Records for the exercise:
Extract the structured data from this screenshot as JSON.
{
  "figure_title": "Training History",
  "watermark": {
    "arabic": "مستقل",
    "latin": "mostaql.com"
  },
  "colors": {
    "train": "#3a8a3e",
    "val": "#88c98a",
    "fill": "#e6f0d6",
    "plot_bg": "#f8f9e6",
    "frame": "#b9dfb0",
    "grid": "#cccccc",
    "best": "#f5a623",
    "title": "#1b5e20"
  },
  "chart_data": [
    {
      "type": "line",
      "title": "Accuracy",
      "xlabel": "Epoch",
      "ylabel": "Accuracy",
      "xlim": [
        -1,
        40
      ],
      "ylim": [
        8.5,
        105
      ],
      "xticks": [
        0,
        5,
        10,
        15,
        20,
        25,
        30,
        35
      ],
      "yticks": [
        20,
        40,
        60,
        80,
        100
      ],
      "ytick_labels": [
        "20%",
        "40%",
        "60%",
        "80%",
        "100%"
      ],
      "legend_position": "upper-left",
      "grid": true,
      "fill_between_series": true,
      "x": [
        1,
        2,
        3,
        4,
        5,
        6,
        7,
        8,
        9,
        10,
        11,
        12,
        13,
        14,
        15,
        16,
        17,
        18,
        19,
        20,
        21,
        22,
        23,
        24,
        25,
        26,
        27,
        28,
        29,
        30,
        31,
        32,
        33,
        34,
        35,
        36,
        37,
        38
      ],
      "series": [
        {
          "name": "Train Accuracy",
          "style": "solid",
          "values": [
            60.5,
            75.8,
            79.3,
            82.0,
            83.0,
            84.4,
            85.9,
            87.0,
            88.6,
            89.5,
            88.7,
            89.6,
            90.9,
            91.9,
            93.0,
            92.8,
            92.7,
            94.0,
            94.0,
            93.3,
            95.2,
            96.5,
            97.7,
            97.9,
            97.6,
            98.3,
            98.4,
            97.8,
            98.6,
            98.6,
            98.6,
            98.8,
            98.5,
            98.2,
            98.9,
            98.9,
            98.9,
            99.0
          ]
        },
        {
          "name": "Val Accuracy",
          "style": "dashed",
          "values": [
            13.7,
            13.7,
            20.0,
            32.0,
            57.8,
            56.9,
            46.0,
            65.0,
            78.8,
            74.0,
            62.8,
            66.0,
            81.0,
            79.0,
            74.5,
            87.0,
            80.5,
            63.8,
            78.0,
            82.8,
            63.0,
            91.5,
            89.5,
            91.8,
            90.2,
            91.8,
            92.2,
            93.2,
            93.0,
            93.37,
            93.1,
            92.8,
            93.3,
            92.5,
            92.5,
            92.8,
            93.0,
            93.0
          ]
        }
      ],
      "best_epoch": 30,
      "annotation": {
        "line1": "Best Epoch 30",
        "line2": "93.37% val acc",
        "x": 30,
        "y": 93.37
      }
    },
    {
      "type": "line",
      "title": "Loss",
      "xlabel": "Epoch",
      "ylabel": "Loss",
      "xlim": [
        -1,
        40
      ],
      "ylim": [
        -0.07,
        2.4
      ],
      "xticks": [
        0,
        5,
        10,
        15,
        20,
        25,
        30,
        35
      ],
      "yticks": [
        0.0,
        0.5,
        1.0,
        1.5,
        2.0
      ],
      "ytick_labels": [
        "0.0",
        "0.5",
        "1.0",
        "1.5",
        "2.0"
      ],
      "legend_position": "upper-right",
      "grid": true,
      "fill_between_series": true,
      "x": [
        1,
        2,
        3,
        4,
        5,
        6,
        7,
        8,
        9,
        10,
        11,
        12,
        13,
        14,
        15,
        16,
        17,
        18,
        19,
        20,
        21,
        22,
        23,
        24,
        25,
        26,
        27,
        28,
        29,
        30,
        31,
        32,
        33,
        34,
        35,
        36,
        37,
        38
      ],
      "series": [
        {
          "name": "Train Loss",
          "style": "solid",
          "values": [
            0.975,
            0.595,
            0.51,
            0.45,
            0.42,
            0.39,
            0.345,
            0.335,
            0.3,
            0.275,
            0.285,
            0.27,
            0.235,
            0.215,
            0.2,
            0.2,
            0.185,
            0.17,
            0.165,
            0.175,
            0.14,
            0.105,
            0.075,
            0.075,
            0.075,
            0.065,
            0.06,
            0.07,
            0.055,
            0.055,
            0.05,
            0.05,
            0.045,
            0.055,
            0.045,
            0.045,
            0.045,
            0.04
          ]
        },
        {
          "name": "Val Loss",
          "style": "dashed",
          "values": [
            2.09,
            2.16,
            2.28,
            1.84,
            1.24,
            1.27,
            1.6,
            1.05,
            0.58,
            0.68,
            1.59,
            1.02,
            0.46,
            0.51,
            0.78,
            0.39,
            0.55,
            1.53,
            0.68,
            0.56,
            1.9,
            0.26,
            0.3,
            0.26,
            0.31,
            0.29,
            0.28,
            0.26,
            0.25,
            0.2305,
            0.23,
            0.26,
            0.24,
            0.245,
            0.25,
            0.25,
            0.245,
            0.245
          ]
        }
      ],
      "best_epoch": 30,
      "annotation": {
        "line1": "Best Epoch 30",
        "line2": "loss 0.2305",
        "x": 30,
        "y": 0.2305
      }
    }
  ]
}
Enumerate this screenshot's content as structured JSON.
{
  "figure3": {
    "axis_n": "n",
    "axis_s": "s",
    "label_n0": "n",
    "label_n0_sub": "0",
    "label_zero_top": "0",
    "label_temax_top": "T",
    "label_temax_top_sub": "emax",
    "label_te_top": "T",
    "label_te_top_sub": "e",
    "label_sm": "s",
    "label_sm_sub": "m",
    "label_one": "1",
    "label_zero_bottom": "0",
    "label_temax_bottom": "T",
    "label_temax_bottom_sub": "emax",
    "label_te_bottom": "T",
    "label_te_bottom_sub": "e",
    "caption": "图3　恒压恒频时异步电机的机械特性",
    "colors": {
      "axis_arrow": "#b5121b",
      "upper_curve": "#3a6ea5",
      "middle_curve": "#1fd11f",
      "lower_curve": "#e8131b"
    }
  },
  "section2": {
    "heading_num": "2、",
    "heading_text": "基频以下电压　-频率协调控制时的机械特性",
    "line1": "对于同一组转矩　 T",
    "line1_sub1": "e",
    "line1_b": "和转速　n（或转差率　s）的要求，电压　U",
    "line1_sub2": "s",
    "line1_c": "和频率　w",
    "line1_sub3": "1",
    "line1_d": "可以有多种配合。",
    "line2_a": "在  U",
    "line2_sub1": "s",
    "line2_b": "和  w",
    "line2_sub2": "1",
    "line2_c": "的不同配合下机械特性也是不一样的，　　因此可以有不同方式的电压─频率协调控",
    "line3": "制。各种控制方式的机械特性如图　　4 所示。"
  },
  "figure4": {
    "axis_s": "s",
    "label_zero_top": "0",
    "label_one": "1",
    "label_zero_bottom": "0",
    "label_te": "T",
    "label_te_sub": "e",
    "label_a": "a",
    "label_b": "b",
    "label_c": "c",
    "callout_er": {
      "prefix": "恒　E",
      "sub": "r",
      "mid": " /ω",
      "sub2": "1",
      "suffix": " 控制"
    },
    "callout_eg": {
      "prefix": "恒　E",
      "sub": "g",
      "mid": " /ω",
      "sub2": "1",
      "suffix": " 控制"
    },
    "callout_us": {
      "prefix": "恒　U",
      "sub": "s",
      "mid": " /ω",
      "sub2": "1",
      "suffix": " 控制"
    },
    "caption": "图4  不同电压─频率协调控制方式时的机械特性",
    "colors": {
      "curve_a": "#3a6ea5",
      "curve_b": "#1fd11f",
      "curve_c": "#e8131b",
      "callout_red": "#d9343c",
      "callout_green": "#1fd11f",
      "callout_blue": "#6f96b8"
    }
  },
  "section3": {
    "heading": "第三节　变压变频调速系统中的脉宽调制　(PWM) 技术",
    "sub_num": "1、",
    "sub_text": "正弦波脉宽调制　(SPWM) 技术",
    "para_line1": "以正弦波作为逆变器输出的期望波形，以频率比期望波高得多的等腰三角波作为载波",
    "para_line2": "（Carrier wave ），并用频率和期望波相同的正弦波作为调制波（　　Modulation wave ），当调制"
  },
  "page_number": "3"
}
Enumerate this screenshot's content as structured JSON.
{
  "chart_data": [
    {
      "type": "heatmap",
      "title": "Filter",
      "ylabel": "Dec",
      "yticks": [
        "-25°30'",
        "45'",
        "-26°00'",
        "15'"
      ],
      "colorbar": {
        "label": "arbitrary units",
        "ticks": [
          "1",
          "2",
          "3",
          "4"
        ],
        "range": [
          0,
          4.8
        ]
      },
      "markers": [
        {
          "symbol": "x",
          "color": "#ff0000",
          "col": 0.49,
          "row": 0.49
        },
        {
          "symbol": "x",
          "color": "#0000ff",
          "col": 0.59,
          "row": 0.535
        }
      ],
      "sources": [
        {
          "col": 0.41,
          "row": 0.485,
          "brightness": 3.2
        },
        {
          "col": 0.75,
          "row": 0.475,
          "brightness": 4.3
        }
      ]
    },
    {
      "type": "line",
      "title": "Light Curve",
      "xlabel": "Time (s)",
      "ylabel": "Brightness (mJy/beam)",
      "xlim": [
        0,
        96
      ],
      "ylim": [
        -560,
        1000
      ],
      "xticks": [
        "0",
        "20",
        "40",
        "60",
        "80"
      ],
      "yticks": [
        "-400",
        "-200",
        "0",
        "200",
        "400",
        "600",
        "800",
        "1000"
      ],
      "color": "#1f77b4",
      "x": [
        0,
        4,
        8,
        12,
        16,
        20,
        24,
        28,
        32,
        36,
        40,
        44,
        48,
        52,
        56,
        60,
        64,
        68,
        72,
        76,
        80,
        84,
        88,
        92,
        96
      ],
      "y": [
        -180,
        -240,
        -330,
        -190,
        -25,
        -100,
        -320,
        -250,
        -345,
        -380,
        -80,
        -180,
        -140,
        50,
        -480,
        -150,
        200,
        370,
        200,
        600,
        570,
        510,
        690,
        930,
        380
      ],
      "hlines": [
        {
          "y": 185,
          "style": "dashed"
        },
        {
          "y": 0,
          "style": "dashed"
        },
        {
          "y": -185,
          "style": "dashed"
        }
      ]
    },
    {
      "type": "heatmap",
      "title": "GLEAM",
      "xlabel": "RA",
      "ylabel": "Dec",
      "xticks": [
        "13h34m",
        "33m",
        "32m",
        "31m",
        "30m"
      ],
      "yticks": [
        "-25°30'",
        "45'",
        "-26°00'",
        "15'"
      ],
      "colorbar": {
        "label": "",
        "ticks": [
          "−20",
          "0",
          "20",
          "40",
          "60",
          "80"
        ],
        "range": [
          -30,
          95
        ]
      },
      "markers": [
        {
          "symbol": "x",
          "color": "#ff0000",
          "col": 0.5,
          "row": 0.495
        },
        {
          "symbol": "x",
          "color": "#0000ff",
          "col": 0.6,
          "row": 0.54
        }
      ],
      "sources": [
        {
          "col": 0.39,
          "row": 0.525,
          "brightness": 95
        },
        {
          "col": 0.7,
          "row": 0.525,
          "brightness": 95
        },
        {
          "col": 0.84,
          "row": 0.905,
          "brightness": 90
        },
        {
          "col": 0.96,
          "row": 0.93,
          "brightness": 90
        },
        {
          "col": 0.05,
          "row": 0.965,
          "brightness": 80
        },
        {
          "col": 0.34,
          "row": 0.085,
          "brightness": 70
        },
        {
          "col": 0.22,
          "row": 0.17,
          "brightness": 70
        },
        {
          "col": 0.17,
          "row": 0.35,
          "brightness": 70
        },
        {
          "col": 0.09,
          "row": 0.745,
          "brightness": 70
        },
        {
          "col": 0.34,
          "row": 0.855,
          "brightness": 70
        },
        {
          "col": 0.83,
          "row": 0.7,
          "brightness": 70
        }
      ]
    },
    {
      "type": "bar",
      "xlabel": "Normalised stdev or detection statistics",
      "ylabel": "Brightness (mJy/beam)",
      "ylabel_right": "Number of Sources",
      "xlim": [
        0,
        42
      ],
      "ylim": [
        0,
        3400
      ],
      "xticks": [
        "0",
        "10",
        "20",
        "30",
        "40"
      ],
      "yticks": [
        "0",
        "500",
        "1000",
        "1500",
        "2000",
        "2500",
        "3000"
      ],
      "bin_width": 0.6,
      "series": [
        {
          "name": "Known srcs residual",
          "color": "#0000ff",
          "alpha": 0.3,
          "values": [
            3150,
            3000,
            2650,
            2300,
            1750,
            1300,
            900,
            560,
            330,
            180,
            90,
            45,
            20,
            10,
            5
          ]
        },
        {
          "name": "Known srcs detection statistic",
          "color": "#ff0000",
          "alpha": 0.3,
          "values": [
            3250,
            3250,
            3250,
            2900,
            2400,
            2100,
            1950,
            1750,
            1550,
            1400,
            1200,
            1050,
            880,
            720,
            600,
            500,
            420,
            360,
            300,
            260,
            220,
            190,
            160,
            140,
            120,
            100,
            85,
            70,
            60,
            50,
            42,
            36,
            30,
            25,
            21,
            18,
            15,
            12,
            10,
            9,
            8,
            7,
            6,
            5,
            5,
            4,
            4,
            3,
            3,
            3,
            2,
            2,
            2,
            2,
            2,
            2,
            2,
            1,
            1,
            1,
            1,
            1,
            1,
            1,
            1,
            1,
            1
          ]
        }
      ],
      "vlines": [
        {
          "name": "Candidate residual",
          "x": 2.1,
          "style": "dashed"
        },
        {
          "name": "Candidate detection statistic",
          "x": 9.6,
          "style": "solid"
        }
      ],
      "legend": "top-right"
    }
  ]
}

What is asked: Pull every line containing "xlabel" from the data.

Correct result:
      "xlabel": "Epoch",
      "xlabel": "Epoch",
      "xlabel": "Time (s)",
      "xlabel": "RA",
      "xlabel": "Normalised stdev or detection statistics",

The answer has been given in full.